Look for the string "company" in the lines and copy each line that has it.

# START OF Source records

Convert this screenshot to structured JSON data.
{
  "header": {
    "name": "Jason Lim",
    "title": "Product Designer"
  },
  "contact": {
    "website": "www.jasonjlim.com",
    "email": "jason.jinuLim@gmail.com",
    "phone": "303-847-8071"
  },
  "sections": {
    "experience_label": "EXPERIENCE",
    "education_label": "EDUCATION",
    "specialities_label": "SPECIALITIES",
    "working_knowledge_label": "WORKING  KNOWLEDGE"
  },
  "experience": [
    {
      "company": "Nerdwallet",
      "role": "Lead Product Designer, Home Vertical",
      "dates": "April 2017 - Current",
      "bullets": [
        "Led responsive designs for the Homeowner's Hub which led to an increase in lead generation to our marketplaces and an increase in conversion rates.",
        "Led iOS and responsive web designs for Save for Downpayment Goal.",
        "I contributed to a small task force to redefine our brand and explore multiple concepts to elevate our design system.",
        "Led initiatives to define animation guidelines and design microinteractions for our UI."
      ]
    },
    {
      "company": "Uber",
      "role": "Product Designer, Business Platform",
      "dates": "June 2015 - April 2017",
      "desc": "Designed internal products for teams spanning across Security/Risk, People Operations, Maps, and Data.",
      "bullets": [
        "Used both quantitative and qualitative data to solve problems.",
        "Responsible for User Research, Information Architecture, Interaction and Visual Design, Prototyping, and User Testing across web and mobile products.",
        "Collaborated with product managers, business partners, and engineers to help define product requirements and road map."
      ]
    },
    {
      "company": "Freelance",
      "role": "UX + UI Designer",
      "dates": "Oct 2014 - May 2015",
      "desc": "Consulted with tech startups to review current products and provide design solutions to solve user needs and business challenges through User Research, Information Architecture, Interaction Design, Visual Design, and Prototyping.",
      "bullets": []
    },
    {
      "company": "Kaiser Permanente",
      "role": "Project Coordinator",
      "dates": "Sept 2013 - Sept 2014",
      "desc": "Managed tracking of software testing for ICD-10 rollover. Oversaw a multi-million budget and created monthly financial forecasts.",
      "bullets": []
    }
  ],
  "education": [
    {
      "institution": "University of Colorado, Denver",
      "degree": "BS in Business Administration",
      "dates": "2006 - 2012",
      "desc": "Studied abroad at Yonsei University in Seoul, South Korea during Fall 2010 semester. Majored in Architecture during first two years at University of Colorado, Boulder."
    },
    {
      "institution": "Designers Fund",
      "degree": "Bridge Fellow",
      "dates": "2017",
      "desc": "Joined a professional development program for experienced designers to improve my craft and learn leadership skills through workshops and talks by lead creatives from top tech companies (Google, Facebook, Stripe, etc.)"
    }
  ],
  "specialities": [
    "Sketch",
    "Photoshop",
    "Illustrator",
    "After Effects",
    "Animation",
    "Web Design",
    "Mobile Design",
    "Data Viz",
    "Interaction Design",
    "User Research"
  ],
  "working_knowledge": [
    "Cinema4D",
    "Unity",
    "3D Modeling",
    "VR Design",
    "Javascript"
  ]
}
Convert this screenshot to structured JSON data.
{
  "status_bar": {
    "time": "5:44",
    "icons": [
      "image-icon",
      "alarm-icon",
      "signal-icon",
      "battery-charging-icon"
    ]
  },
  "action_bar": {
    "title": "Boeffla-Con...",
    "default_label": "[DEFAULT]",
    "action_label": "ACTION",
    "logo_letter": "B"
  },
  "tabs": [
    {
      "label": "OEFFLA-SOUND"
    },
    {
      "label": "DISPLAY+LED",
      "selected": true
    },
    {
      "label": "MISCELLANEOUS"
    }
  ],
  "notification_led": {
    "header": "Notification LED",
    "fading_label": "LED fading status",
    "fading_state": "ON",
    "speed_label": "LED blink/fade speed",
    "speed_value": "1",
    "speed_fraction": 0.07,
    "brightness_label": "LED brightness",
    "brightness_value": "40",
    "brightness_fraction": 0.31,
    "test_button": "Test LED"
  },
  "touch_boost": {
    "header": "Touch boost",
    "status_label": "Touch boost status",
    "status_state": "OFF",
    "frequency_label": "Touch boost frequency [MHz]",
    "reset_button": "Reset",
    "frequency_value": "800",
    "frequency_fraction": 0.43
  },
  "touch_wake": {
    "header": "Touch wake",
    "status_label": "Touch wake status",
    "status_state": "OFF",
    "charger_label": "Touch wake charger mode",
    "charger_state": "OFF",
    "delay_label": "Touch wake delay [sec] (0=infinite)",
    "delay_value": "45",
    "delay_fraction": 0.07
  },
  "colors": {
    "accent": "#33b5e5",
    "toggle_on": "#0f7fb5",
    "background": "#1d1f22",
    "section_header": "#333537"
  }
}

# END OF Source records

**Written answer:**
      "company": "Nerdwallet",
      "company": "Uber",
      "company": "Freelance",
      "company": "Kaiser Permanente",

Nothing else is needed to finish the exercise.